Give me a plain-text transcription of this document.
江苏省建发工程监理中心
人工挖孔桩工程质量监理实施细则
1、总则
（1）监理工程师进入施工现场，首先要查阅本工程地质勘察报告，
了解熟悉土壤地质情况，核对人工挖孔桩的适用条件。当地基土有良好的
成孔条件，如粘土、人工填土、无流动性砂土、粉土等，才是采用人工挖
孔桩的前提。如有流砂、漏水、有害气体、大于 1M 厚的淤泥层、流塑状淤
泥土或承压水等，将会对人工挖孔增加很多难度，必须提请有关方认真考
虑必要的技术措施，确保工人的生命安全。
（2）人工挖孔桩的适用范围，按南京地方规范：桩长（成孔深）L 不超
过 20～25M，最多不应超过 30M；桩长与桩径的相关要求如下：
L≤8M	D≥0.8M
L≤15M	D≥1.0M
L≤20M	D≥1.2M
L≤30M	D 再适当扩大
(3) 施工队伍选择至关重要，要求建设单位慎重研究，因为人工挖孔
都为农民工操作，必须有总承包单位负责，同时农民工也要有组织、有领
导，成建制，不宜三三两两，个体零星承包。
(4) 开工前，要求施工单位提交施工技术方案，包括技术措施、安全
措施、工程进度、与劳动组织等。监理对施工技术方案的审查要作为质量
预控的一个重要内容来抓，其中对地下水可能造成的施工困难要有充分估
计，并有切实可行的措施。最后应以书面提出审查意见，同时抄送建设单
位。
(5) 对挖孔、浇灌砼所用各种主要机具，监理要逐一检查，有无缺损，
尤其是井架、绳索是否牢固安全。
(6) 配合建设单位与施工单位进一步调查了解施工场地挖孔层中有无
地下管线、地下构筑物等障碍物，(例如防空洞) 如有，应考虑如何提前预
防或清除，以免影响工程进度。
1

### The task
Every line of the material must be returned exactly as it appears.

### Solution to this task
Give me a plain-text transcription of this document.
江苏省建发工程监理中心
人工挖孔桩工程质量监理实施细则
1、总则
（1）监理工程师进入施工现场，首先要查阅本工程地质勘察报告，
了解熟悉土壤地质情况，核对人工挖孔桩的适用条件。当地基土有良好的
成孔条件，如粘土、人工填土、无流动性砂土、粉土等，才是采用人工挖
孔桩的前提。如有流砂、漏水、有害气体、大于 1M 厚的淤泥层、流塑状淤
泥土或承压水等，将会对人工挖孔增加很多难度，必须提请有关方认真考
虑必要的技术措施，确保工人的生命安全。
（2）人工挖孔桩的适用范围，按南京地方规范：桩长（成孔深）L 不超
过 20～25M，最多不应超过 30M；桩长与桩径的相关要求如下：
L≤8M	D≥0.8M
L≤15M	D≥1.0M
L≤20M	D≥1.2M
L≤30M	D 再适当扩大
(3) 施工队伍选择至关重要，要求建设单位慎重研究，因为人工挖孔
都为农民工操作，必须有总承包单位负责，同时农民工也要有组织、有领
导，成建制，不宜三三两两，个体零星承包。
(4) 开工前，要求施工单位提交施工技术方案，包括技术措施、安全
措施、工程进度、与劳动组织等。监理对施工技术方案的审查要作为质量
预控的一个重要内容来抓，其中对地下水可能造成的施工困难要有充分估
计，并有切实可行的措施。最后应以书面提出审查意见，同时抄送建设单
位。
(5) 对挖孔、浇灌砼所用各种主要机具，监理要逐一检查，有无缺损，
尤其是井架、绳索是否牢固安全。
(6) 配合建设单位与施工单位进一步调查了解施工场地挖孔层中有无
地下管线、地下构筑物等障碍物，(例如防空洞) 如有，应考虑如何提前预
防或清除，以免影响工程进度。
1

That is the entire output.